◆ **TO BE DONE**
Set down each record below precisely, skipping the pictures.

◆ **INPUT**
■ ■ ■ ■ ■
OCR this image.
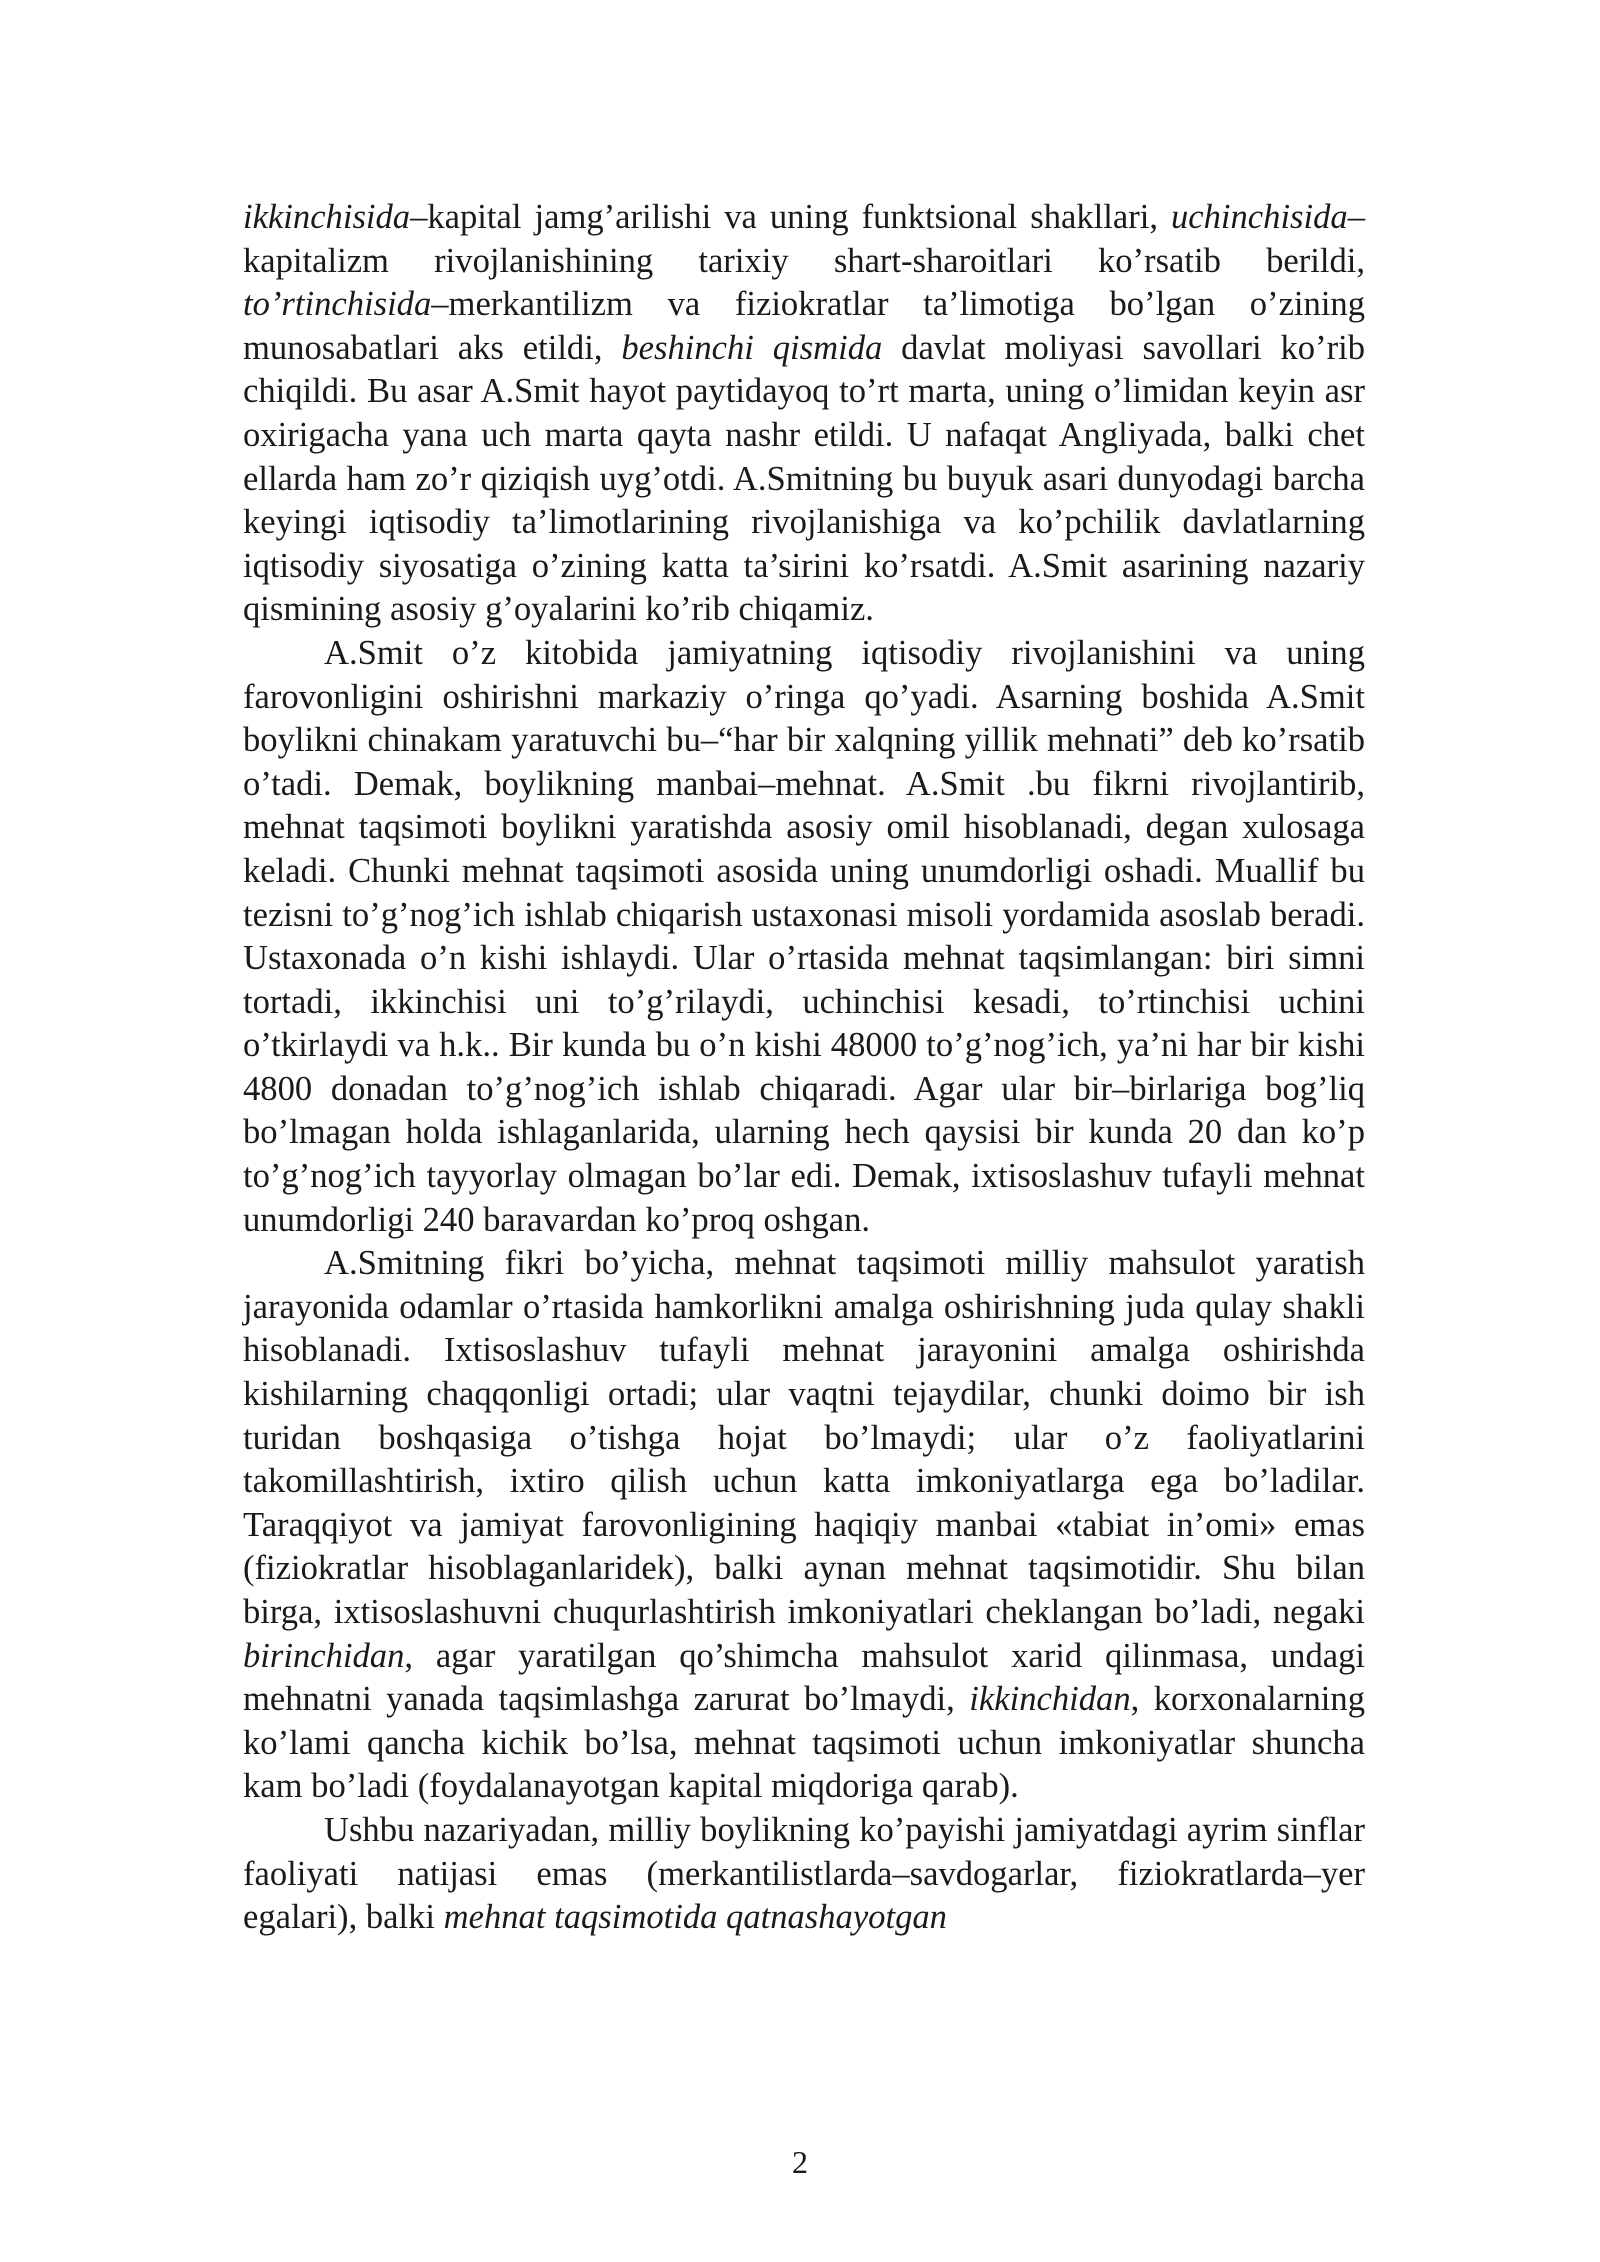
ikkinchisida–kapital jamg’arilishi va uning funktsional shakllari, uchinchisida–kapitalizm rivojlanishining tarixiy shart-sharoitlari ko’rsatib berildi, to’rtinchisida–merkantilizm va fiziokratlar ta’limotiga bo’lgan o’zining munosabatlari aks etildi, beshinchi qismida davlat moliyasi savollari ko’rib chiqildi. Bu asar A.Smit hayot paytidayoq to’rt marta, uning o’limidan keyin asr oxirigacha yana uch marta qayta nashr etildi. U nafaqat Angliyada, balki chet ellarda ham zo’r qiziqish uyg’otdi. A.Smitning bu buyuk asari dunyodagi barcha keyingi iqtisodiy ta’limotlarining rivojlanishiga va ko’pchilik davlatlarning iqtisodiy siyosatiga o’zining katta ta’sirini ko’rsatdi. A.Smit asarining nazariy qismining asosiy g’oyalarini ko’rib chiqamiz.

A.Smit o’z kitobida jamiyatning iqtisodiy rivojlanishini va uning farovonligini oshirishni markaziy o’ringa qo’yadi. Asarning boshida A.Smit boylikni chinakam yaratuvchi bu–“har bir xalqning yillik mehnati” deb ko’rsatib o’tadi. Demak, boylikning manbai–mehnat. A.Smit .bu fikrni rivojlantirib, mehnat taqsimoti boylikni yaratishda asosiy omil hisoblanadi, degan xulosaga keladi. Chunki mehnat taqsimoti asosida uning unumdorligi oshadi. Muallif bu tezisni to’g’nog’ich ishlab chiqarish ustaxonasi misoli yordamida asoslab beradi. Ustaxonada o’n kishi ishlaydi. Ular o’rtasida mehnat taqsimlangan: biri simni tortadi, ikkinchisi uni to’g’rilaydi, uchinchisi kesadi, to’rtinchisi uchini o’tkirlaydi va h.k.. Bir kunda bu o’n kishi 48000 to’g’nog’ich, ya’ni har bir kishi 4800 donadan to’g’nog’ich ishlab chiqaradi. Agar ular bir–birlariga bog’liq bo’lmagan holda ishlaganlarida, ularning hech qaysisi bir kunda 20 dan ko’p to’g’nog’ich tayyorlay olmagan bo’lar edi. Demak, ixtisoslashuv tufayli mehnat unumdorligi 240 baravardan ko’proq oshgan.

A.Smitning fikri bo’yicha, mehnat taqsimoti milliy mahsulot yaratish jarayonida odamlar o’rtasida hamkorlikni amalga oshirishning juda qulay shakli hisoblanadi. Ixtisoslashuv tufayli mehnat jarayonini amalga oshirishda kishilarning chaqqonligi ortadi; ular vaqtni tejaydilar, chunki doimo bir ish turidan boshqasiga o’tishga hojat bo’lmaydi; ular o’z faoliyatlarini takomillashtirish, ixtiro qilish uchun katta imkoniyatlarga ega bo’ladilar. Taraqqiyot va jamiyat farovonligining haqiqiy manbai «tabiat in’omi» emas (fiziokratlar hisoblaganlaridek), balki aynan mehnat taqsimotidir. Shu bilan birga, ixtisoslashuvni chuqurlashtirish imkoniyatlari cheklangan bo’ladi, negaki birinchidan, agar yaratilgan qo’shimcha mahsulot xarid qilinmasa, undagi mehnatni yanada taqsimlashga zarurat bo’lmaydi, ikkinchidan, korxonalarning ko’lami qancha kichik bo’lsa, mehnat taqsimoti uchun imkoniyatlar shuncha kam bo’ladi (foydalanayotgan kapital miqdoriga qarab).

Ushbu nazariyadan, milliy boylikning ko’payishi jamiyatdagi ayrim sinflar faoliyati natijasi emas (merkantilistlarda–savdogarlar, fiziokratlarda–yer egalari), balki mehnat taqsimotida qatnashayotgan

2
■ ■ ■ ■ ■
◆ **TASK ANSWER**
OCR this image.
ikkinchisida–kapital jamg’arilishi va uning funktsional shakllari, uchinchisida–kapitalizm rivojlanishining tarixiy shart-sharoitlari ko’rsatib berildi, to’rtinchisida–merkantilizm va fiziokratlar ta’limotiga bo’lgan o’zining munosabatlari aks etildi, beshinchi qismida davlat moliyasi savollari ko’rib chiqildi. Bu asar A.Smit hayot paytidayoq to’rt marta, uning o’limidan keyin asr oxirigacha yana uch marta qayta nashr etildi. U nafaqat Angliyada, balki chet ellarda ham zo’r qiziqish uyg’otdi. A.Smitning bu buyuk asari dunyodagi barcha keyingi iqtisodiy ta’limotlarining rivojlanishiga va ko’pchilik davlatlarning iqtisodiy siyosatiga o’zining katta ta’sirini ko’rsatdi. A.Smit asarining nazariy qismining asosiy g’oyalarini ko’rib chiqamiz.

A.Smit o’z kitobida jamiyatning iqtisodiy rivojlanishini va uning farovonligini oshirishni markaziy o’ringa qo’yadi. Asarning boshida A.Smit boylikni chinakam yaratuvchi bu–“har bir xalqning yillik mehnati” deb ko’rsatib o’tadi. Demak, boylikning manbai–mehnat. A.Smit .bu fikrni rivojlantirib, mehnat taqsimoti boylikni yaratishda asosiy omil hisoblanadi, degan xulosaga keladi. Chunki mehnat taqsimoti asosida uning unumdorligi oshadi. Muallif bu tezisni to’g’nog’ich ishlab chiqarish ustaxonasi misoli yordamida asoslab beradi. Ustaxonada o’n kishi ishlaydi. Ular o’rtasida mehnat taqsimlangan: biri simni tortadi, ikkinchisi uni to’g’rilaydi, uchinchisi kesadi, to’rtinchisi uchini o’tkirlaydi va h.k.. Bir kunda bu o’n kishi 48000 to’g’nog’ich, ya’ni har bir kishi 4800 donadan to’g’nog’ich ishlab chiqaradi. Agar ular bir–birlariga bog’liq bo’lmagan holda ishlaganlarida, ularning hech qaysisi bir kunda 20 dan ko’p to’g’nog’ich tayyorlay olmagan bo’lar edi. Demak, ixtisoslashuv tufayli mehnat unumdorligi 240 baravardan ko’proq oshgan.

A.Smitning fikri bo’yicha, mehnat taqsimoti milliy mahsulot yaratish jarayonida odamlar o’rtasida hamkorlikni amalga oshirishning juda qulay shakli hisoblanadi. Ixtisoslashuv tufayli mehnat jarayonini amalga oshirishda kishilarning chaqqonligi ortadi; ular vaqtni tejaydilar, chunki doimo bir ish turidan boshqasiga o’tishga hojat bo’lmaydi; ular o’z faoliyatlarini takomillashtirish, ixtiro qilish uchun katta imkoniyatlarga ega bo’ladilar. Taraqqiyot va jamiyat farovonligining haqiqiy manbai «tabiat in’omi» emas (fiziokratlar hisoblaganlaridek), balki aynan mehnat taqsimotidir. Shu bilan birga, ixtisoslashuvni chuqurlashtirish imkoniyatlari cheklangan bo’ladi, negaki birinchidan, agar yaratilgan qo’shimcha mahsulot xarid qilinmasa, undagi mehnatni yanada taqsimlashga zarurat bo’lmaydi, ikkinchidan, korxonalarning ko’lami qancha kichik bo’lsa, mehnat taqsimoti uchun imkoniyatlar shuncha kam bo’ladi (foydalanayotgan kapital miqdoriga qarab).

Ushbu nazariyadan, milliy boylikning ko’payishi jamiyatdagi ayrim sinflar faoliyati natijasi emas (merkantilistlarda–savdogarlar, fiziokratlarda–yer egalari), balki mehnat taqsimotida qatnashayotgan

2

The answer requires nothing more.